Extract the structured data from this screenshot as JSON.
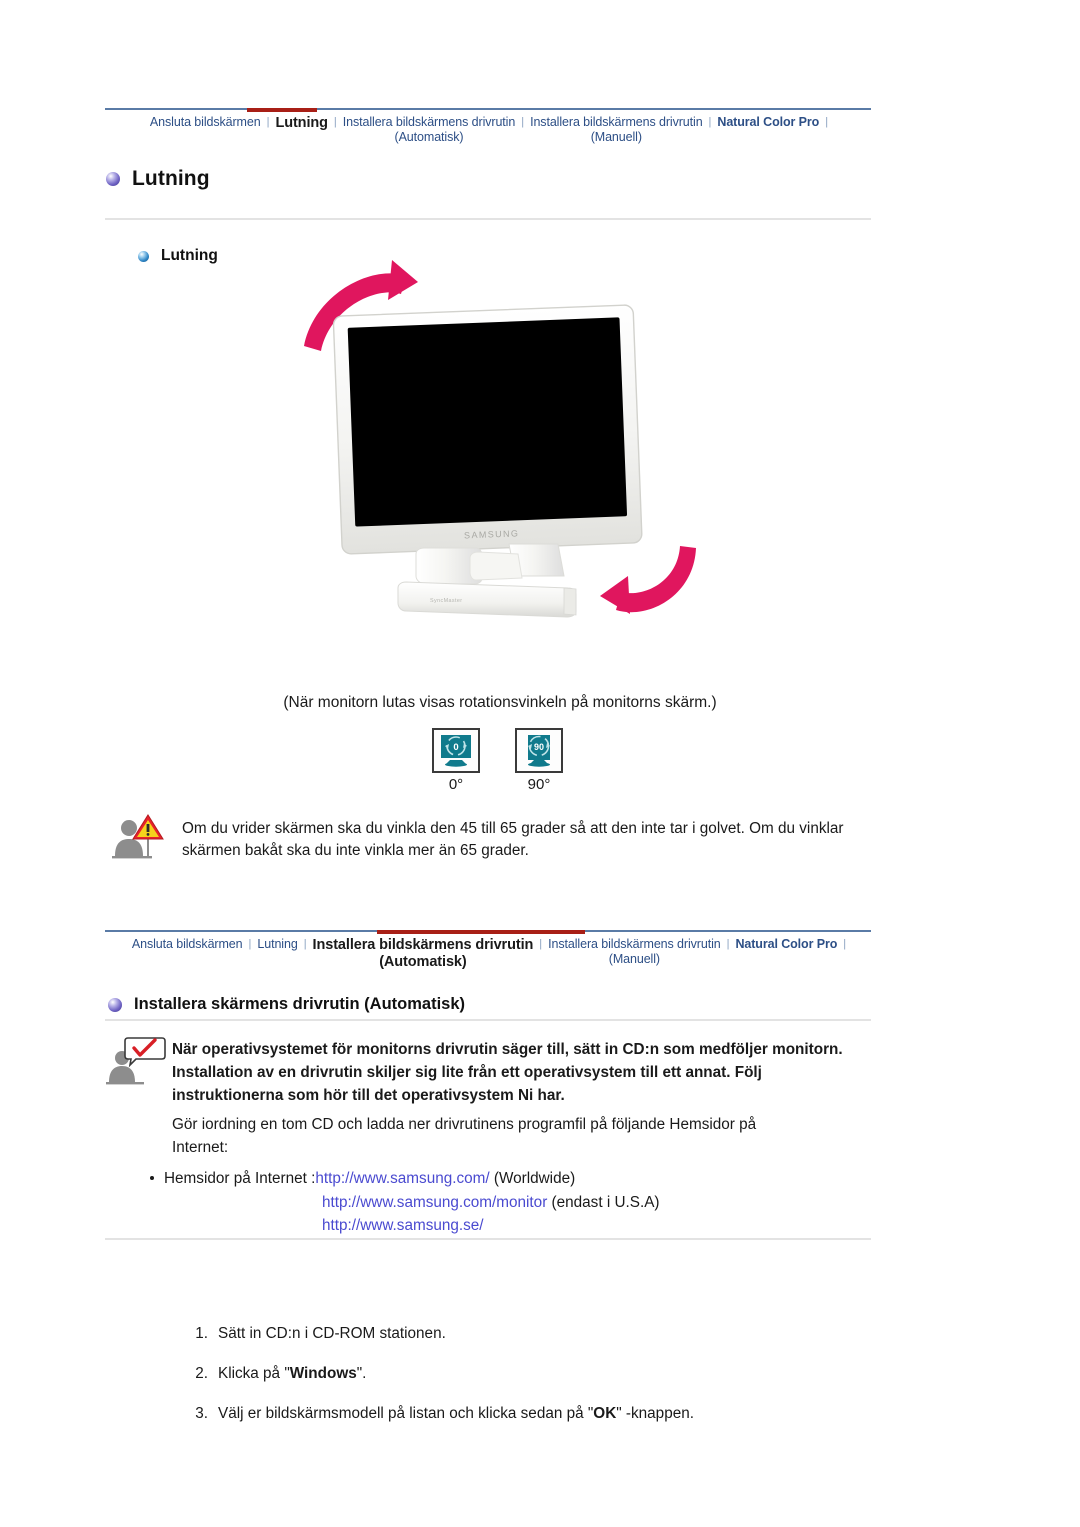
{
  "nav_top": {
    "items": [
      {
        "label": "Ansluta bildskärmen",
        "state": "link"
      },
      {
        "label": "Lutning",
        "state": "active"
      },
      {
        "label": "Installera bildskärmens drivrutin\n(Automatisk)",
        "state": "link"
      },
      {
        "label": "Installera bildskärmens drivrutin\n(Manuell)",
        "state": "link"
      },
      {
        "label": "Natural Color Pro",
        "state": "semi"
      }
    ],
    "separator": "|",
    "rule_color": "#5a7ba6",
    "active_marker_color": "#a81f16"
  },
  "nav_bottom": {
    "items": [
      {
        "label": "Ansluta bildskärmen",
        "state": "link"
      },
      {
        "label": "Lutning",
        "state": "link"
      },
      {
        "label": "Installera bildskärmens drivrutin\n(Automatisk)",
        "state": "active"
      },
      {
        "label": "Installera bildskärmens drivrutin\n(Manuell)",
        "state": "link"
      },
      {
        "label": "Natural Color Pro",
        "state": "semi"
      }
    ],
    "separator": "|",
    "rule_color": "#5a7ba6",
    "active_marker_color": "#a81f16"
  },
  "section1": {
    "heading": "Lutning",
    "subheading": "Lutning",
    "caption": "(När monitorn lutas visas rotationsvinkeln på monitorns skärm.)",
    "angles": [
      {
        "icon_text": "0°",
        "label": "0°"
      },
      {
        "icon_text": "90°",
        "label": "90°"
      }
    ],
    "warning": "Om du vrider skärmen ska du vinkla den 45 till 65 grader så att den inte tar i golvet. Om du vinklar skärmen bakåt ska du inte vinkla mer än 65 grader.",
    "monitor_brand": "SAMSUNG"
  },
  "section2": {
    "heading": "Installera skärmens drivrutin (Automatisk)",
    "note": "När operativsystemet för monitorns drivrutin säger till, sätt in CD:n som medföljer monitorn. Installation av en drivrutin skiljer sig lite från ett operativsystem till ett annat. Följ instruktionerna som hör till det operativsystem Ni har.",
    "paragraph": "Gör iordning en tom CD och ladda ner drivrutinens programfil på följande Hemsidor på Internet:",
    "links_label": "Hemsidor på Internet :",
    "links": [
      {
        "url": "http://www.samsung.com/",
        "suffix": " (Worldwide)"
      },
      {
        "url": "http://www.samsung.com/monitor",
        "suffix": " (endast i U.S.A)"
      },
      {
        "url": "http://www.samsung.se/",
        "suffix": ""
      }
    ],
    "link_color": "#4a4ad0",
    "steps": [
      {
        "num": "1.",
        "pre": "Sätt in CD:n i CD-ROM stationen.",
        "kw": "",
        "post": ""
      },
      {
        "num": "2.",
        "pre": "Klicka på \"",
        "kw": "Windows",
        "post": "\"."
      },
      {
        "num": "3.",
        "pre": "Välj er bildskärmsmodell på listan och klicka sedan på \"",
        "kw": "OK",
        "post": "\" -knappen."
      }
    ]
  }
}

****************************************

Output the data above without changes, apart from leaving out the pictures.

Extract the structured data from this screenshot as JSON.
{
  "nav_top": {
    "items": [
      {
        "label": "Ansluta bildskärmen",
        "state": "link"
      },
      {
        "label": "Lutning",
        "state": "active"
      },
      {
        "label": "Installera bildskärmens drivrutin\n(Automatisk)",
        "state": "link"
      },
      {
        "label": "Installera bildskärmens drivrutin\n(Manuell)",
        "state": "link"
      },
      {
        "label": "Natural Color Pro",
        "state": "semi"
      }
    ],
    "separator": "|",
    "rule_color": "#5a7ba6",
    "active_marker_color": "#a81f16"
  },
  "nav_bottom": {
    "items": [
      {
        "label": "Ansluta bildskärmen",
        "state": "link"
      },
      {
        "label": "Lutning",
        "state": "link"
      },
      {
        "label": "Installera bildskärmens drivrutin\n(Automatisk)",
        "state": "active"
      },
      {
        "label": "Installera bildskärmens drivrutin\n(Manuell)",
        "state": "link"
      },
      {
        "label": "Natural Color Pro",
        "state": "semi"
      }
    ],
    "separator": "|",
    "rule_color": "#5a7ba6",
    "active_marker_color": "#a81f16"
  },
  "section1": {
    "heading": "Lutning",
    "subheading": "Lutning",
    "caption": "(När monitorn lutas visas rotationsvinkeln på monitorns skärm.)",
    "angles": [
      {
        "icon_text": "0°",
        "label": "0°"
      },
      {
        "icon_text": "90°",
        "label": "90°"
      }
    ],
    "warning": "Om du vrider skärmen ska du vinkla den 45 till 65 grader så att den inte tar i golvet. Om du vinklar skärmen bakåt ska du inte vinkla mer än 65 grader.",
    "monitor_brand": "SAMSUNG"
  },
  "section2": {
    "heading": "Installera skärmens drivrutin (Automatisk)",
    "note": "När operativsystemet för monitorns drivrutin säger till, sätt in CD:n som medföljer monitorn. Installation av en drivrutin skiljer sig lite från ett operativsystem till ett annat. Följ instruktionerna som hör till det operativsystem Ni har.",
    "paragraph": "Gör iordning en tom CD och ladda ner drivrutinens programfil på följande Hemsidor på Internet:",
    "links_label": "Hemsidor på Internet :",
    "links": [
      {
        "url": "http://www.samsung.com/",
        "suffix": " (Worldwide)"
      },
      {
        "url": "http://www.samsung.com/monitor",
        "suffix": " (endast i U.S.A)"
      },
      {
        "url": "http://www.samsung.se/",
        "suffix": ""
      }
    ],
    "link_color": "#4a4ad0",
    "steps": [
      {
        "num": "1.",
        "pre": "Sätt in CD:n i CD-ROM stationen.",
        "kw": "",
        "post": ""
      },
      {
        "num": "2.",
        "pre": "Klicka på \"",
        "kw": "Windows",
        "post": "\"."
      },
      {
        "num": "3.",
        "pre": "Välj er bildskärmsmodell på listan och klicka sedan på \"",
        "kw": "OK",
        "post": "\" -knappen."
      }
    ]
  }
}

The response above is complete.